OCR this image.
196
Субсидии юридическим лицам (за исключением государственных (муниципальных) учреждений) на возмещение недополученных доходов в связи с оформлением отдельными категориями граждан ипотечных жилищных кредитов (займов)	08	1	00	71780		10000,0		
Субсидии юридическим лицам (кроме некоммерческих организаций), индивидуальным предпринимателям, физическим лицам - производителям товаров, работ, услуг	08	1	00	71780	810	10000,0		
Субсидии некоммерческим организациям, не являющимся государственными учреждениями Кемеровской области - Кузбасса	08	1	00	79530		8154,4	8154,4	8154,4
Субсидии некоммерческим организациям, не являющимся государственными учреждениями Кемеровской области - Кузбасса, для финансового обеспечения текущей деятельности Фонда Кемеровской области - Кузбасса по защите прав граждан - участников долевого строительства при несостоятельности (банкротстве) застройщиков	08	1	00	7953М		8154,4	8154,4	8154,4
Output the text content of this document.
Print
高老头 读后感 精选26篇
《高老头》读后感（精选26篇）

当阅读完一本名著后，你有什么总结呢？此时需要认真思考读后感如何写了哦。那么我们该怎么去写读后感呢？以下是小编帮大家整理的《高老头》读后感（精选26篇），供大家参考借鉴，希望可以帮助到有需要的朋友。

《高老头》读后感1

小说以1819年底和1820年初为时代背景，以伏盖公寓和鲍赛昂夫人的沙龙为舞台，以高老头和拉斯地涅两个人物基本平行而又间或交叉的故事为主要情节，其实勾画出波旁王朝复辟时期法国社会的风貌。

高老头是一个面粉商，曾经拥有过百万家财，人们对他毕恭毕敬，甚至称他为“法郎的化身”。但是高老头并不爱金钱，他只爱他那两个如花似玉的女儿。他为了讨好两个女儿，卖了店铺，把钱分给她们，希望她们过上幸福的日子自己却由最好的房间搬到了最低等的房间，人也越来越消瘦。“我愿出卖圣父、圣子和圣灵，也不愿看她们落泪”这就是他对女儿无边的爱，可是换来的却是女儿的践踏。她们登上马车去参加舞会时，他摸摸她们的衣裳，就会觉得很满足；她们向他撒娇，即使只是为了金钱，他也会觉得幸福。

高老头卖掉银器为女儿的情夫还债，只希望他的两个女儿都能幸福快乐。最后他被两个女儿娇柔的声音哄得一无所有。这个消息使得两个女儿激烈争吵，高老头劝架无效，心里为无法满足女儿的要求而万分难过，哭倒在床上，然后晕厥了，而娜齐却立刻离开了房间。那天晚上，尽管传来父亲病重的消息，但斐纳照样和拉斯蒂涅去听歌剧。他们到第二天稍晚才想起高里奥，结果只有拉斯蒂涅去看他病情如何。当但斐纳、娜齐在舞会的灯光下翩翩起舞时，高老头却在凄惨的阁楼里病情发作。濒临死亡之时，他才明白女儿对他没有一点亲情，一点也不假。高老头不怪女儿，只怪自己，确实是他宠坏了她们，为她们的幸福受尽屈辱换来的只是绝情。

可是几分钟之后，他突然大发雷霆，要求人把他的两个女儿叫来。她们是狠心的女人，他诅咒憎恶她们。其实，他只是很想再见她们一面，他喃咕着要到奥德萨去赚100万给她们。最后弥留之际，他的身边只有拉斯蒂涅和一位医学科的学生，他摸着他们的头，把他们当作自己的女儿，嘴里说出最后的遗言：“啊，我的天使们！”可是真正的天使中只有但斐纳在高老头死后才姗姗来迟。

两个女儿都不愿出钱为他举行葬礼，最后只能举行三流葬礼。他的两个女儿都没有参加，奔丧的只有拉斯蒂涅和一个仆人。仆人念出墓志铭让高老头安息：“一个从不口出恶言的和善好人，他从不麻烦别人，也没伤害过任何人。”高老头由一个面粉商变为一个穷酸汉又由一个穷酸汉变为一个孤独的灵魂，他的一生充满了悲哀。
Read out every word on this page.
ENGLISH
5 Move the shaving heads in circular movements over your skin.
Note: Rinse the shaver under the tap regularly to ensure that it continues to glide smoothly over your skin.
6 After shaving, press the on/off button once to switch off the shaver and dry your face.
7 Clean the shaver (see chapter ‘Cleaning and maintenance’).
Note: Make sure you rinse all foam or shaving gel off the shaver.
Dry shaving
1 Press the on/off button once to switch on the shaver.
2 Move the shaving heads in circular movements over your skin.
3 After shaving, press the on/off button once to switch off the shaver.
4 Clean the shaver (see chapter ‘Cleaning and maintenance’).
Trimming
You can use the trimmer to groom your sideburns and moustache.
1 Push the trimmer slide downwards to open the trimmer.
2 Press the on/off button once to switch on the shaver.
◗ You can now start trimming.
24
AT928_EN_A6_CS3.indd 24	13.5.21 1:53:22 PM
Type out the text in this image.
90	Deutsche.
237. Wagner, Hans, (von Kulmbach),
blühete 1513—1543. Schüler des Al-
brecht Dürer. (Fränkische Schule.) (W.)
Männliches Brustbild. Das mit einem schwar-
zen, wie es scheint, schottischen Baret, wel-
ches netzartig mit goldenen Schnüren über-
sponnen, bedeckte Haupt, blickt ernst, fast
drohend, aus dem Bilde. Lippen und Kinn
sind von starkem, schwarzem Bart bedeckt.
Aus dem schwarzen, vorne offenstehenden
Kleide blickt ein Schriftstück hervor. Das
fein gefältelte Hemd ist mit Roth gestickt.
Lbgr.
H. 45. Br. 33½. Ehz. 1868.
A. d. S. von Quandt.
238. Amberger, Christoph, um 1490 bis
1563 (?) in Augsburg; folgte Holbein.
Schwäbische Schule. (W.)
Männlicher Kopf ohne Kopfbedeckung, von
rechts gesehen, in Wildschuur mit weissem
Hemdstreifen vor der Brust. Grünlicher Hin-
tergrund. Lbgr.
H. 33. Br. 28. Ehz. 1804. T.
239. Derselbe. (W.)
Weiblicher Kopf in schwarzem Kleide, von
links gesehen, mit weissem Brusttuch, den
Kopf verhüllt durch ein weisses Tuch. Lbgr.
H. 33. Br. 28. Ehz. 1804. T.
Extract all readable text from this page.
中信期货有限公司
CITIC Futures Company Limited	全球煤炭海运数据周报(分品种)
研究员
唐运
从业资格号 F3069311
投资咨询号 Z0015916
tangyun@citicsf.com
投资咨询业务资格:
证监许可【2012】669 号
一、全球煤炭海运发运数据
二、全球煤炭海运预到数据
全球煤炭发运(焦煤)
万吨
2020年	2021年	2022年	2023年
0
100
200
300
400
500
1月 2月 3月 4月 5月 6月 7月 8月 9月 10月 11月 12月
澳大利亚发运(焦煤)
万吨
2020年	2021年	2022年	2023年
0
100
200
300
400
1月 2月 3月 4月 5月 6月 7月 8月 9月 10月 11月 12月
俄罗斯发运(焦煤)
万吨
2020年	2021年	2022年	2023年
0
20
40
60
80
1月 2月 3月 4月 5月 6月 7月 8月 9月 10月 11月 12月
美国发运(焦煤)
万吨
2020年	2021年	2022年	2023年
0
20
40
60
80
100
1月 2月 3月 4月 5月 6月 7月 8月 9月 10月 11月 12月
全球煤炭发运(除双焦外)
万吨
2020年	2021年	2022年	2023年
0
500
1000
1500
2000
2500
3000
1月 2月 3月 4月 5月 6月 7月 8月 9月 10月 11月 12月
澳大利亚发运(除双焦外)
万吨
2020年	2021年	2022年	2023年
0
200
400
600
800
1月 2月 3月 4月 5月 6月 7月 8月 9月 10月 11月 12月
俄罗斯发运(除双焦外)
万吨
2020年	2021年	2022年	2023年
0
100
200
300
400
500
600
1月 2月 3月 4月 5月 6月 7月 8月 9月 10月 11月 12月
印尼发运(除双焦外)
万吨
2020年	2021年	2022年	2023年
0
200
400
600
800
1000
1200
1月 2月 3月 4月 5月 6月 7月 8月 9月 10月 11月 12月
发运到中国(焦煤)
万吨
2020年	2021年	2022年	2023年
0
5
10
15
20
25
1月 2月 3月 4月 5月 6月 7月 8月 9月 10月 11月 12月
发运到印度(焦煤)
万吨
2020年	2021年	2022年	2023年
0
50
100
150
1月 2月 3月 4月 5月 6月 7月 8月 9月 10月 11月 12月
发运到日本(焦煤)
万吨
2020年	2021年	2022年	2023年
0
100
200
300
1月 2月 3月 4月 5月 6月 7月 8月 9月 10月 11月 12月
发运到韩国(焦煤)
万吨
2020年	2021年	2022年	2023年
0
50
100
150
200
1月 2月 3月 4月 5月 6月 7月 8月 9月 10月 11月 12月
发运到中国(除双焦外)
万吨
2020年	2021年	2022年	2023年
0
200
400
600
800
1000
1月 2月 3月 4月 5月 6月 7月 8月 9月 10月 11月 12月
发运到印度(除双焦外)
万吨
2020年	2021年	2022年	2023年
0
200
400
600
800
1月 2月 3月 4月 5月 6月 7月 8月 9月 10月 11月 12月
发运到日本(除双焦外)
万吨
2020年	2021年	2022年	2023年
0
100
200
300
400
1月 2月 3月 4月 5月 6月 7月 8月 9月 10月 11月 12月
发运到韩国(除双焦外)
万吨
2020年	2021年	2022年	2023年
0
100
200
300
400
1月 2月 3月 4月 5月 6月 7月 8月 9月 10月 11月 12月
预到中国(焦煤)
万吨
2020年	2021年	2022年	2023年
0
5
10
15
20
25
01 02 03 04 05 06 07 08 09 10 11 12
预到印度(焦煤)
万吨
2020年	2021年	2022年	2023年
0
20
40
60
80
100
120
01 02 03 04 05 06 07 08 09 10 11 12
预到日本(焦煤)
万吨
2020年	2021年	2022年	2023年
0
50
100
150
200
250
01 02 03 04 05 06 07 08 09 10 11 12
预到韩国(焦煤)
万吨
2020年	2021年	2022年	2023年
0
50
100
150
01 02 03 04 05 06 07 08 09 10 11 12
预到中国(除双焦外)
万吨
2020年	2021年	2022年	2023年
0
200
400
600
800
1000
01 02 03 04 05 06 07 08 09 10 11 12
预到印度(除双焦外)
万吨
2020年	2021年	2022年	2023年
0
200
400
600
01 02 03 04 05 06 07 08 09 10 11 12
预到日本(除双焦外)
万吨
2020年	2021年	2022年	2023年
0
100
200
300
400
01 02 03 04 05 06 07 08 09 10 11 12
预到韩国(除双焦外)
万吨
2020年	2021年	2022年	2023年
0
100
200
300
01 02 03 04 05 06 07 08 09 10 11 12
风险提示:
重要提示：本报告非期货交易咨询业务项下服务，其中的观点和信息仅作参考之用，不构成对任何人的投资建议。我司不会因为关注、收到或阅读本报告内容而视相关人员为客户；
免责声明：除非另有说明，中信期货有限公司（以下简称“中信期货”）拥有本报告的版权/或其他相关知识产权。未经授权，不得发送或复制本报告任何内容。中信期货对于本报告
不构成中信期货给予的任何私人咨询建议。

..........

Brief:
Tell how many lines in the records above contain "Schule", giving the number and no other words.

Output for this exercise:
2